> [EXERCISE INPUT]
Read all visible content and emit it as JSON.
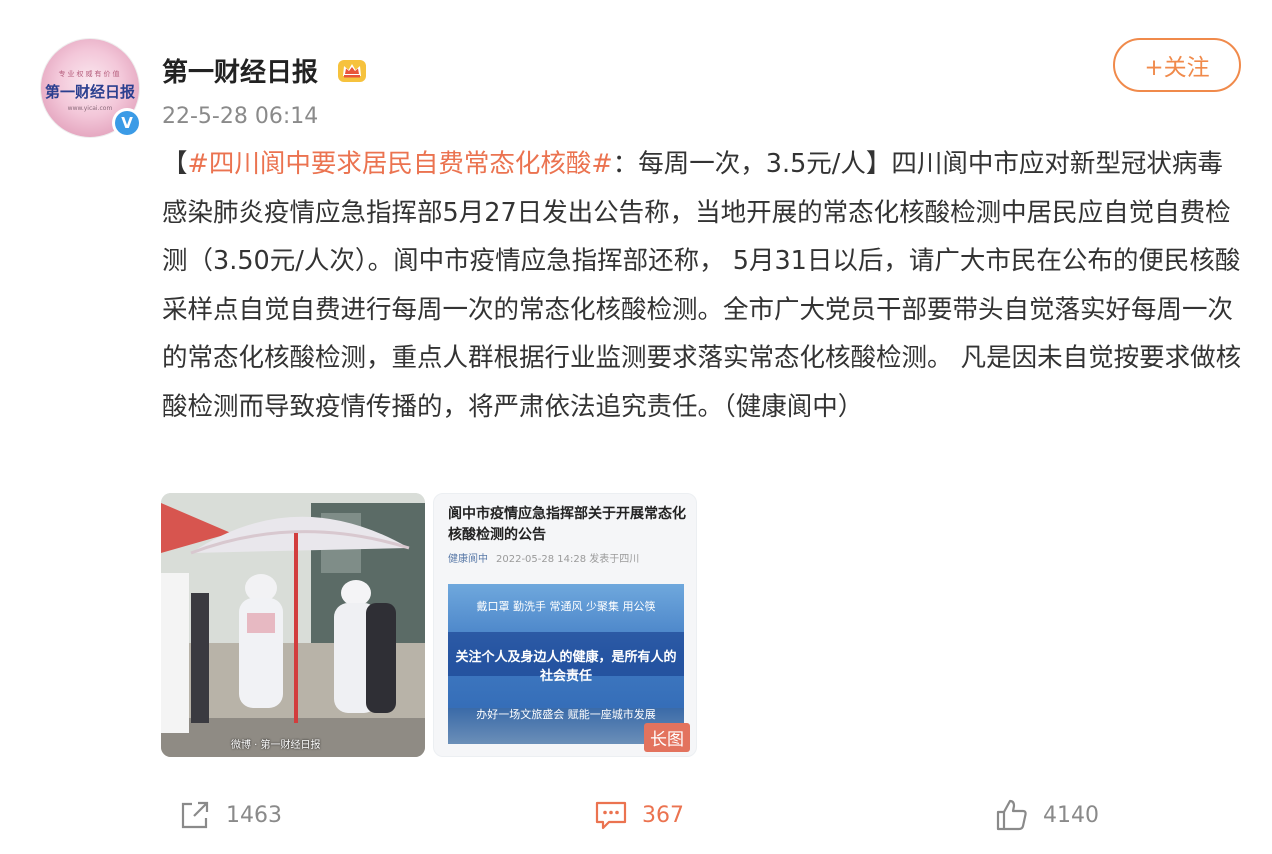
{
  "author": {
    "name": "第一财经日报",
    "avatar_top_text": "专业权威有价值",
    "avatar_logo_text": "第一财经日报",
    "avatar_url_text": "www.yicai.com",
    "verified_mark": "V",
    "badge_icon": "crown-icon"
  },
  "post": {
    "time": "22-5-28 06:14",
    "text_prefix": "【",
    "hashtag": "#四川阆中要求居民自费常态化核酸#",
    "text_body": "：每周一次，3.5元/人】四川阆中市应对新型冠状病毒感染肺炎疫情应急指挥部5月27日发出公告称，当地开展的常态化核酸检测中居民应自觉自费检测（3.50元/人次）。阆中市疫情应急指挥部还称， 5月31日以后，请广大市民在公布的便民核酸采样点自觉自费进行每周一次的常态化核酸检测。全市广大党员干部要带头自觉落实好每周一次的常态化核酸检测，重点人群根据行业监测要求落实常态化核酸检测。 凡是因未自觉按要求做核酸检测而导致疫情传播的，将严肃依法追究责任。（健康阆中）"
  },
  "follow_button": {
    "label": "+关注"
  },
  "images": {
    "left": {
      "watermark": "微博 · 第一财经日报"
    },
    "right": {
      "title": "阆中市疫情应急指挥部关于开展常态化核酸检测的公告",
      "source": "健康阆中",
      "meta": "2022-05-28 14:28  发表于四川",
      "banner_line1": "戴口罩 勤洗手 常通风 少聚集 用公筷",
      "banner_line2": "关注个人及身边人的健康，是所有人的社会责任",
      "banner_line3": "办好一场文旅盛会  赋能一座城市发展",
      "badge": "长图"
    }
  },
  "actions": {
    "repost": {
      "icon": "share-icon",
      "count": "1463"
    },
    "comment": {
      "icon": "comment-icon",
      "count": "367"
    },
    "like": {
      "icon": "thumbs-up-icon",
      "count": "4140"
    }
  },
  "colors": {
    "accent": "#eb7350",
    "follow": "#f08a4b",
    "verified": "#3b9be6",
    "muted": "#8a8a8a"
  }
}
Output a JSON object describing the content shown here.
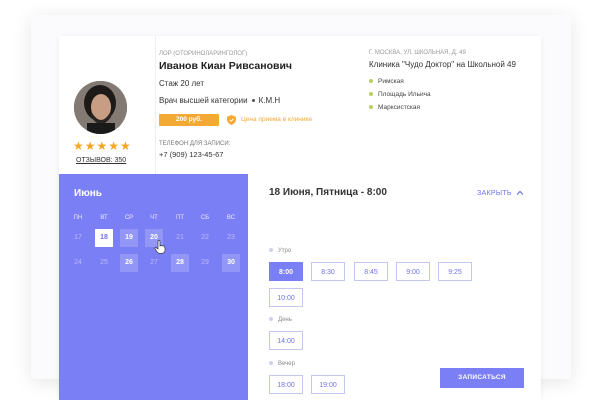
{
  "doctor": {
    "specialty": "ЛОР (оториноларинголог)",
    "name": "Иванов Киан Ривсанович",
    "experience": "Стаж 20 лет",
    "category": "Врач высшей категории",
    "degree": "К.М.Н",
    "rating": 5,
    "stars_text": "★★★★★",
    "reviews": "ОТЗЫВОВ: 350",
    "price": "200 руб.",
    "price_note": "Цена приема в клинике",
    "phone_label": "Телефон для записи:",
    "phone": "+7 (909) 123-45-67"
  },
  "clinic": {
    "address": "г. Москва, ул. Школьная, д. 49",
    "name": "Клиника \"Чудо Доктор\" на Школьной 49",
    "metro": [
      "Римская",
      "Площадь Ильича",
      "Марксистская"
    ]
  },
  "calendar": {
    "month": "Июнь",
    "weekdays": [
      "ПН",
      "ВТ",
      "СР",
      "ЧТ",
      "ПТ",
      "СБ",
      "ВС"
    ],
    "weeks": [
      [
        {
          "label": "17",
          "state": "disabled"
        },
        {
          "label": "18",
          "state": "selected"
        },
        {
          "label": "19",
          "state": "available"
        },
        {
          "label": "20",
          "state": "available"
        },
        {
          "label": "21",
          "state": "disabled"
        },
        {
          "label": "22",
          "state": "disabled"
        },
        {
          "label": "23",
          "state": "disabled"
        }
      ],
      [
        {
          "label": "24",
          "state": "disabled"
        },
        {
          "label": "25",
          "state": "disabled"
        },
        {
          "label": "26",
          "state": "available"
        },
        {
          "label": "27",
          "state": "disabled"
        },
        {
          "label": "28",
          "state": "available"
        },
        {
          "label": "29",
          "state": "disabled"
        },
        {
          "label": "30",
          "state": "available"
        }
      ]
    ]
  },
  "slots": {
    "title": "18 Июня, Пятница - 8:00",
    "close_label": "ЗАКРЫТЬ",
    "periods": [
      {
        "name": "Утро",
        "times": [
          "8:00",
          "8:30",
          "8:45",
          "9:00",
          "9:25",
          "10:00"
        ],
        "selected": "8:00"
      },
      {
        "name": "День",
        "times": [
          "14:00"
        ],
        "selected": ""
      },
      {
        "name": "Вечер",
        "times": [
          "18:00",
          "19:00"
        ],
        "selected": ""
      }
    ],
    "book_label": "Записаться"
  },
  "colors": {
    "accent": "#7b7ff5",
    "price": "#f4a935",
    "star": "#f5a623",
    "metro_dot": "#b7d160"
  }
}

> [WHAT IS BEING ASKED] Reproduce every line precisely as given, omitting all pictures.

> [FINAL RESULT]
Read all visible content and emit it as JSON.
{
  "author": {
    "name": "第一财经日报",
    "avatar_top_text": "专业权威有价值",
    "avatar_logo_text": "第一财经日报",
    "avatar_url_text": "www.yicai.com",
    "verified_mark": "V",
    "badge_icon": "crown-icon"
  },
  "post": {
    "time": "22-5-28 06:14",
    "text_prefix": "【",
    "hashtag": "#四川阆中要求居民自费常态化核酸#",
    "text_body": "：每周一次，3.5元/人】四川阆中市应对新型冠状病毒感染肺炎疫情应急指挥部5月27日发出公告称，当地开展的常态化核酸检测中居民应自觉自费检测（3.50元/人次）。阆中市疫情应急指挥部还称， 5月31日以后，请广大市民在公布的便民核酸采样点自觉自费进行每周一次的常态化核酸检测。全市广大党员干部要带头自觉落实好每周一次的常态化核酸检测，重点人群根据行业监测要求落实常态化核酸检测。 凡是因未自觉按要求做核酸检测而导致疫情传播的，将严肃依法追究责任。（健康阆中）"
  },
  "follow_button": {
    "label": "+关注"
  },
  "images": {
    "left": {
      "watermark": "微博 · 第一财经日报"
    },
    "right": {
      "title": "阆中市疫情应急指挥部关于开展常态化核酸检测的公告",
      "source": "健康阆中",
      "meta": "2022-05-28 14:28  发表于四川",
      "banner_line1": "戴口罩 勤洗手 常通风 少聚集 用公筷",
      "banner_line2": "关注个人及身边人的健康，是所有人的社会责任",
      "banner_line3": "办好一场文旅盛会  赋能一座城市发展",
      "badge": "长图"
    }
  },
  "actions": {
    "repost": {
      "icon": "share-icon",
      "count": "1463"
    },
    "comment": {
      "icon": "comment-icon",
      "count": "367"
    },
    "like": {
      "icon": "thumbs-up-icon",
      "count": "4140"
    }
  },
  "colors": {
    "accent": "#eb7350",
    "follow": "#f08a4b",
    "verified": "#3b9be6",
    "muted": "#8a8a8a"
  }
}
Output a JSON object describing the content shown here.
{
  "doctor": {
    "specialty": "ЛОР (оториноларинголог)",
    "name": "Иванов Киан Ривсанович",
    "experience": "Стаж 20 лет",
    "category": "Врач высшей категории",
    "degree": "К.М.Н",
    "rating": 5,
    "stars_text": "★★★★★",
    "reviews": "ОТЗЫВОВ: 350",
    "price": "200 руб.",
    "price_note": "Цена приема в клинике",
    "phone_label": "Телефон для записи:",
    "phone": "+7 (909) 123-45-67"
  },
  "clinic": {
    "address": "г. Москва, ул. Школьная, д. 49",
    "name": "Клиника \"Чудо Доктор\" на Школьной 49",
    "metro": [
      "Римская",
      "Площадь Ильича",
      "Марксистская"
    ]
  },
  "calendar": {
    "month": "Июнь",
    "weekdays": [
      "ПН",
      "ВТ",
      "СР",
      "ЧТ",
      "ПТ",
      "СБ",
      "ВС"
    ],
    "weeks": [
      [
        {
          "label": "17",
          "state": "disabled"
        },
        {
          "label": "18",
          "state": "selected"
        },
        {
          "label": "19",
          "state": "available"
        },
        {
          "label": "20",
          "state": "available"
        },
        {
          "label": "21",
          "state": "disabled"
        },
        {
          "label": "22",
          "state": "disabled"
        },
        {
          "label": "23",
          "state": "disabled"
        }
      ],
      [
        {
          "label": "24",
          "state": "disabled"
        },
        {
          "label": "25",
          "state": "disabled"
        },
        {
          "label": "26",
          "state": "available"
        },
        {
          "label": "27",
          "state": "disabled"
        },
        {
          "label": "28",
          "state": "available"
        },
        {
          "label": "29",
          "state": "disabled"
        },
        {
          "label": "30",
          "state": "available"
        }
      ]
    ]
  },
  "slots": {
    "title": "18 Июня, Пятница - 8:00",
    "close_label": "ЗАКРЫТЬ",
    "periods": [
      {
        "name": "Утро",
        "times": [
          "8:00",
          "8:30",
          "8:45",
          "9:00",
          "9:25",
          "10:00"
        ],
        "selected": "8:00"
      },
      {
        "name": "День",
        "times": [
          "14:00"
        ],
        "selected": ""
      },
      {
        "name": "Вечер",
        "times": [
          "18:00",
          "19:00"
        ],
        "selected": ""
      }
    ],
    "book_label": "Записаться"
  },
  "colors": {
    "accent": "#7b7ff5",
    "price": "#f4a935",
    "star": "#f5a623",
    "metro_dot": "#b7d160"
  }
}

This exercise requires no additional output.